**What you should do**
Each entry below must be repeated exactly, with pictures left out.

◇ ◇ ◇

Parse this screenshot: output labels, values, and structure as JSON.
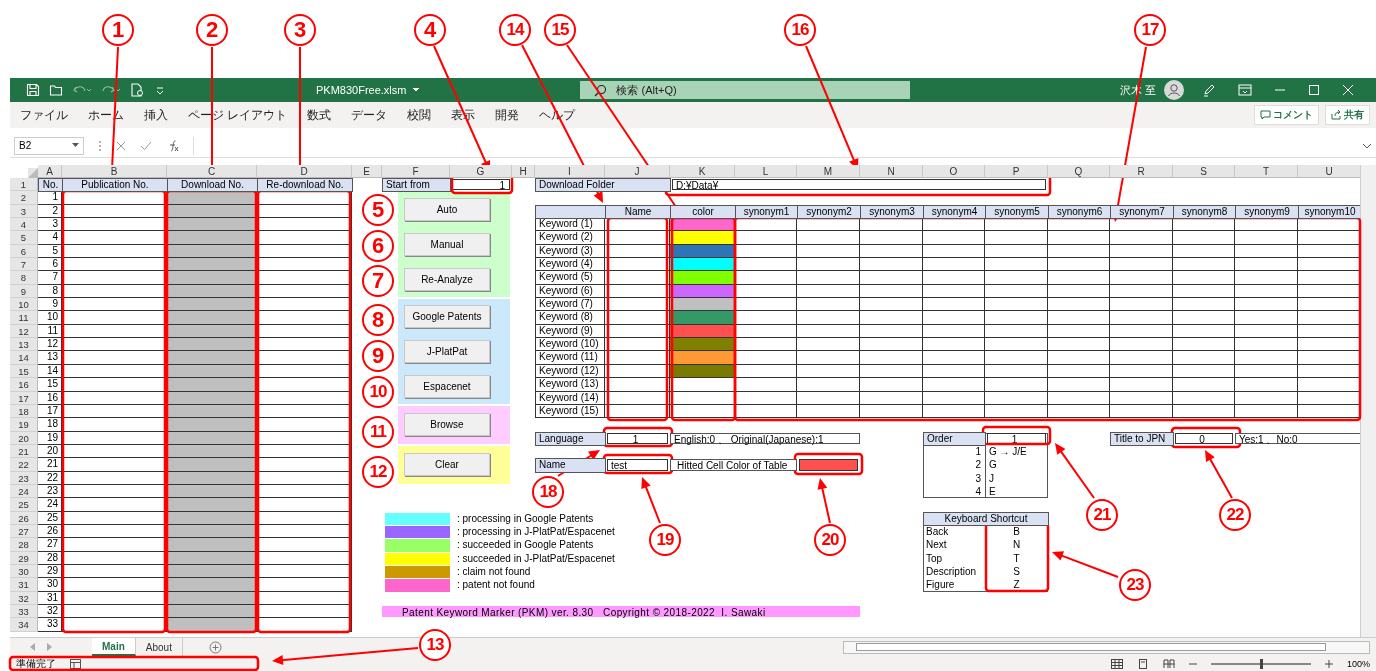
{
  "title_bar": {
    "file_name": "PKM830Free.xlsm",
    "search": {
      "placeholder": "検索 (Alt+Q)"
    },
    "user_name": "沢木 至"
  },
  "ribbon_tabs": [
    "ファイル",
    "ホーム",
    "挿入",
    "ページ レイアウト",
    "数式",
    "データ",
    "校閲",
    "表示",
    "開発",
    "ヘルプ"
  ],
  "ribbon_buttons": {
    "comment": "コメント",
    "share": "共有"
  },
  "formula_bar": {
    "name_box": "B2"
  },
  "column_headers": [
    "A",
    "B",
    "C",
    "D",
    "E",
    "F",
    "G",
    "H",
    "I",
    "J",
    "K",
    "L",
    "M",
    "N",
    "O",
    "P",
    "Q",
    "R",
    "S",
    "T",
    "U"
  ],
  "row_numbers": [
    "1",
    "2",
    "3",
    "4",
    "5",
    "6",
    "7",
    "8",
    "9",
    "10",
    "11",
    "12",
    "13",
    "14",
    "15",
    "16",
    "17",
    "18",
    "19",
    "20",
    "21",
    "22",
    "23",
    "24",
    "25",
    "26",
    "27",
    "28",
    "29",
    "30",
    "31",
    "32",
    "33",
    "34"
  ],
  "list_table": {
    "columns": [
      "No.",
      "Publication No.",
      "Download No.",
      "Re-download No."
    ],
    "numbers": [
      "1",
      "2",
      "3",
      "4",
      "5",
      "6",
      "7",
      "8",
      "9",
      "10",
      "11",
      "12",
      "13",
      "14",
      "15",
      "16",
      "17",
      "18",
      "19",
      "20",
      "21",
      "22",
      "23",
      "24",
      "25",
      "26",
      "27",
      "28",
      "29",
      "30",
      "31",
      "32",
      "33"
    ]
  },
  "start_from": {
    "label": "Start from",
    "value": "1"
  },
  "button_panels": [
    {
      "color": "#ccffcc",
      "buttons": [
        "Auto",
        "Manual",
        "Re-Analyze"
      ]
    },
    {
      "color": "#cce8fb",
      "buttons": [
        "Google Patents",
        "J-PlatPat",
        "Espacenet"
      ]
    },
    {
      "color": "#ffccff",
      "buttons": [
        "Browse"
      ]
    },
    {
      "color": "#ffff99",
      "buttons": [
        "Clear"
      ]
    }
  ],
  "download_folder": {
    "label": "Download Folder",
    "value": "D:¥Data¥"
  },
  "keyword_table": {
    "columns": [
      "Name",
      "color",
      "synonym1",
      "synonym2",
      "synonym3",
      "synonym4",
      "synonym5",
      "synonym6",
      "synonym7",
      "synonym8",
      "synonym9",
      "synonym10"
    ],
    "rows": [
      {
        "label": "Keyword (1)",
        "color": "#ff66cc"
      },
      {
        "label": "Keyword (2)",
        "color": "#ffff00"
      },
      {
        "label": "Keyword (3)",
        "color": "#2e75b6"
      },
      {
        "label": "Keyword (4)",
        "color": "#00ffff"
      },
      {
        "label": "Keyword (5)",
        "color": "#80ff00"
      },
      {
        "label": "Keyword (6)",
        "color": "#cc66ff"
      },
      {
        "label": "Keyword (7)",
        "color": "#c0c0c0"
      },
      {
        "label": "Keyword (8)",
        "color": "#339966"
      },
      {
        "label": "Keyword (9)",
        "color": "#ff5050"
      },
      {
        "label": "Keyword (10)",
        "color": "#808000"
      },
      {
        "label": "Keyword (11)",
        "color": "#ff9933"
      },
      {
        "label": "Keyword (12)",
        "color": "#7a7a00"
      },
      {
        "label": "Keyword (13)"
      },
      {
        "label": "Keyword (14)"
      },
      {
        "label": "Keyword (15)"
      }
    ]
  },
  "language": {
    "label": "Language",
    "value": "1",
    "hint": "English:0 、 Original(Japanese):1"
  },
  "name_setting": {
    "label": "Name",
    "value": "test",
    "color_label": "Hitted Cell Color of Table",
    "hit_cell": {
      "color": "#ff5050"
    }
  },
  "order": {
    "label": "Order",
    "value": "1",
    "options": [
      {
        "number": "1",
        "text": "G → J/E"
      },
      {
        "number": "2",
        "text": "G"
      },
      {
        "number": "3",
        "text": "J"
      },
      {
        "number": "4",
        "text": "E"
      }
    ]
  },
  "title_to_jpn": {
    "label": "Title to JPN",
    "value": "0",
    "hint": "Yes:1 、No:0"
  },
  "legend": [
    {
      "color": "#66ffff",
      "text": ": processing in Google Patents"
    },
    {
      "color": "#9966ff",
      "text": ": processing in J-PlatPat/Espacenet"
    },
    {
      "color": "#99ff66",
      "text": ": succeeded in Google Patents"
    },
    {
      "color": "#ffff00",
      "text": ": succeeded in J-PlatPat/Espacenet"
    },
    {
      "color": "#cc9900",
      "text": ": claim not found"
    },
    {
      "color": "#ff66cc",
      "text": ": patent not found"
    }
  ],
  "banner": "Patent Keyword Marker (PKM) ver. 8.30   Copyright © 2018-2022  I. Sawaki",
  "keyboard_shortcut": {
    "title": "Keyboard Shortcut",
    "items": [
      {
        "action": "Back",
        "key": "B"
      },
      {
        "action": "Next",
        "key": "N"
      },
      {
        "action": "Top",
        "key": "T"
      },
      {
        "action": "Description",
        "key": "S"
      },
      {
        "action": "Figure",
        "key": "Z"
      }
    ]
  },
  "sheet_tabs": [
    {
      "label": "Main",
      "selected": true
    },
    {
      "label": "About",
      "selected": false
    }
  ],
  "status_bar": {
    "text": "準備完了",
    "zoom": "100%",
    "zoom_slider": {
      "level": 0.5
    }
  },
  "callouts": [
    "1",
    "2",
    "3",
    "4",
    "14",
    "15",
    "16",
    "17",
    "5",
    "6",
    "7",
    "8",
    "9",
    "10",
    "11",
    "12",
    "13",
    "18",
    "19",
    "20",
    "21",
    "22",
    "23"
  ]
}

◇ ◇ ◇

**Result**
Parse this screenshot: output labels, values, and structure as JSON.
{
  "title_bar": {
    "file_name": "PKM830Free.xlsm",
    "search": {
      "placeholder": "検索 (Alt+Q)"
    },
    "user_name": "沢木 至"
  },
  "ribbon_tabs": [
    "ファイル",
    "ホーム",
    "挿入",
    "ページ レイアウト",
    "数式",
    "データ",
    "校閲",
    "表示",
    "開発",
    "ヘルプ"
  ],
  "ribbon_buttons": {
    "comment": "コメント",
    "share": "共有"
  },
  "formula_bar": {
    "name_box": "B2"
  },
  "column_headers": [
    "A",
    "B",
    "C",
    "D",
    "E",
    "F",
    "G",
    "H",
    "I",
    "J",
    "K",
    "L",
    "M",
    "N",
    "O",
    "P",
    "Q",
    "R",
    "S",
    "T",
    "U"
  ],
  "row_numbers": [
    "1",
    "2",
    "3",
    "4",
    "5",
    "6",
    "7",
    "8",
    "9",
    "10",
    "11",
    "12",
    "13",
    "14",
    "15",
    "16",
    "17",
    "18",
    "19",
    "20",
    "21",
    "22",
    "23",
    "24",
    "25",
    "26",
    "27",
    "28",
    "29",
    "30",
    "31",
    "32",
    "33",
    "34"
  ],
  "list_table": {
    "columns": [
      "No.",
      "Publication No.",
      "Download No.",
      "Re-download No."
    ],
    "numbers": [
      "1",
      "2",
      "3",
      "4",
      "5",
      "6",
      "7",
      "8",
      "9",
      "10",
      "11",
      "12",
      "13",
      "14",
      "15",
      "16",
      "17",
      "18",
      "19",
      "20",
      "21",
      "22",
      "23",
      "24",
      "25",
      "26",
      "27",
      "28",
      "29",
      "30",
      "31",
      "32",
      "33"
    ]
  },
  "start_from": {
    "label": "Start from",
    "value": "1"
  },
  "button_panels": [
    {
      "color": "#ccffcc",
      "buttons": [
        "Auto",
        "Manual",
        "Re-Analyze"
      ]
    },
    {
      "color": "#cce8fb",
      "buttons": [
        "Google Patents",
        "J-PlatPat",
        "Espacenet"
      ]
    },
    {
      "color": "#ffccff",
      "buttons": [
        "Browse"
      ]
    },
    {
      "color": "#ffff99",
      "buttons": [
        "Clear"
      ]
    }
  ],
  "download_folder": {
    "label": "Download Folder",
    "value": "D:¥Data¥"
  },
  "keyword_table": {
    "columns": [
      "Name",
      "color",
      "synonym1",
      "synonym2",
      "synonym3",
      "synonym4",
      "synonym5",
      "synonym6",
      "synonym7",
      "synonym8",
      "synonym9",
      "synonym10"
    ],
    "rows": [
      {
        "label": "Keyword (1)",
        "color": "#ff66cc"
      },
      {
        "label": "Keyword (2)",
        "color": "#ffff00"
      },
      {
        "label": "Keyword (3)",
        "color": "#2e75b6"
      },
      {
        "label": "Keyword (4)",
        "color": "#00ffff"
      },
      {
        "label": "Keyword (5)",
        "color": "#80ff00"
      },
      {
        "label": "Keyword (6)",
        "color": "#cc66ff"
      },
      {
        "label": "Keyword (7)",
        "color": "#c0c0c0"
      },
      {
        "label": "Keyword (8)",
        "color": "#339966"
      },
      {
        "label": "Keyword (9)",
        "color": "#ff5050"
      },
      {
        "label": "Keyword (10)",
        "color": "#808000"
      },
      {
        "label": "Keyword (11)",
        "color": "#ff9933"
      },
      {
        "label": "Keyword (12)",
        "color": "#7a7a00"
      },
      {
        "label": "Keyword (13)"
      },
      {
        "label": "Keyword (14)"
      },
      {
        "label": "Keyword (15)"
      }
    ]
  },
  "language": {
    "label": "Language",
    "value": "1",
    "hint": "English:0 、 Original(Japanese):1"
  },
  "name_setting": {
    "label": "Name",
    "value": "test",
    "color_label": "Hitted Cell Color of Table",
    "hit_cell": {
      "color": "#ff5050"
    }
  },
  "order": {
    "label": "Order",
    "value": "1",
    "options": [
      {
        "number": "1",
        "text": "G → J/E"
      },
      {
        "number": "2",
        "text": "G"
      },
      {
        "number": "3",
        "text": "J"
      },
      {
        "number": "4",
        "text": "E"
      }
    ]
  },
  "title_to_jpn": {
    "label": "Title to JPN",
    "value": "0",
    "hint": "Yes:1 、No:0"
  },
  "legend": [
    {
      "color": "#66ffff",
      "text": ": processing in Google Patents"
    },
    {
      "color": "#9966ff",
      "text": ": processing in J-PlatPat/Espacenet"
    },
    {
      "color": "#99ff66",
      "text": ": succeeded in Google Patents"
    },
    {
      "color": "#ffff00",
      "text": ": succeeded in J-PlatPat/Espacenet"
    },
    {
      "color": "#cc9900",
      "text": ": claim not found"
    },
    {
      "color": "#ff66cc",
      "text": ": patent not found"
    }
  ],
  "banner": "Patent Keyword Marker (PKM) ver. 8.30   Copyright © 2018-2022  I. Sawaki",
  "keyboard_shortcut": {
    "title": "Keyboard Shortcut",
    "items": [
      {
        "action": "Back",
        "key": "B"
      },
      {
        "action": "Next",
        "key": "N"
      },
      {
        "action": "Top",
        "key": "T"
      },
      {
        "action": "Description",
        "key": "S"
      },
      {
        "action": "Figure",
        "key": "Z"
      }
    ]
  },
  "sheet_tabs": [
    {
      "label": "Main",
      "selected": true
    },
    {
      "label": "About",
      "selected": false
    }
  ],
  "status_bar": {
    "text": "準備完了",
    "zoom": "100%",
    "zoom_slider": {
      "level": 0.5
    }
  },
  "callouts": [
    "1",
    "2",
    "3",
    "4",
    "14",
    "15",
    "16",
    "17",
    "5",
    "6",
    "7",
    "8",
    "9",
    "10",
    "11",
    "12",
    "13",
    "18",
    "19",
    "20",
    "21",
    "22",
    "23"
  ]
}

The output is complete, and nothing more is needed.